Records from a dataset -
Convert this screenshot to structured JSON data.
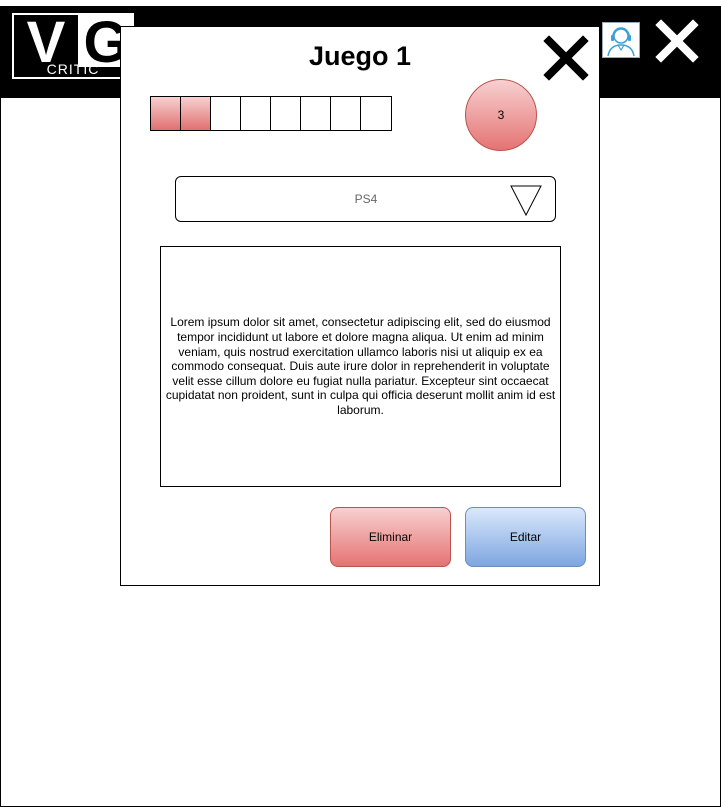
{
  "header": {
    "logo_letter_1": "V",
    "logo_letter_2": "G",
    "logo_subtitle": "CRITIC",
    "avatar_icon": "user-headset-icon",
    "close_icon": "close-icon"
  },
  "modal": {
    "title": "Juego 1",
    "close_icon": "close-icon",
    "rating": {
      "filled": 2,
      "total": 8
    },
    "score": "3",
    "platform": {
      "selected": "PS4",
      "icon": "triangle-down-icon"
    },
    "description": "Lorem ipsum dolor sit amet, consectetur adipiscing elit, sed do eiusmod tempor incididunt ut labore et dolore magna aliqua. Ut enim ad minim veniam, quis nostrud exercitation ullamco laboris nisi ut aliquip ex ea commodo consequat. Duis aute irure dolor in reprehenderit in voluptate velit esse cillum dolore eu fugiat nulla pariatur. Excepteur sint occaecat cupidatat non proident, sunt in culpa qui officia deserunt mollit anim id est laborum.",
    "buttons": {
      "delete_label": "Eliminar",
      "edit_label": "Editar"
    }
  },
  "colors": {
    "header_bg": "#000000",
    "danger": "#e57373",
    "primary": "#7ea6e0"
  }
}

EXERCISE OBJECTIVE -
Return the records exactly. Don't carry the pictures over.

FINISHED TASK -
Convert this screenshot to structured JSON data.
{
  "header": {
    "logo_letter_1": "V",
    "logo_letter_2": "G",
    "logo_subtitle": "CRITIC",
    "avatar_icon": "user-headset-icon",
    "close_icon": "close-icon"
  },
  "modal": {
    "title": "Juego 1",
    "close_icon": "close-icon",
    "rating": {
      "filled": 2,
      "total": 8
    },
    "score": "3",
    "platform": {
      "selected": "PS4",
      "icon": "triangle-down-icon"
    },
    "description": "Lorem ipsum dolor sit amet, consectetur adipiscing elit, sed do eiusmod tempor incididunt ut labore et dolore magna aliqua. Ut enim ad minim veniam, quis nostrud exercitation ullamco laboris nisi ut aliquip ex ea commodo consequat. Duis aute irure dolor in reprehenderit in voluptate velit esse cillum dolore eu fugiat nulla pariatur. Excepteur sint occaecat cupidatat non proident, sunt in culpa qui officia deserunt mollit anim id est laborum.",
    "buttons": {
      "delete_label": "Eliminar",
      "edit_label": "Editar"
    }
  },
  "colors": {
    "header_bg": "#000000",
    "danger": "#e57373",
    "primary": "#7ea6e0"
  }
}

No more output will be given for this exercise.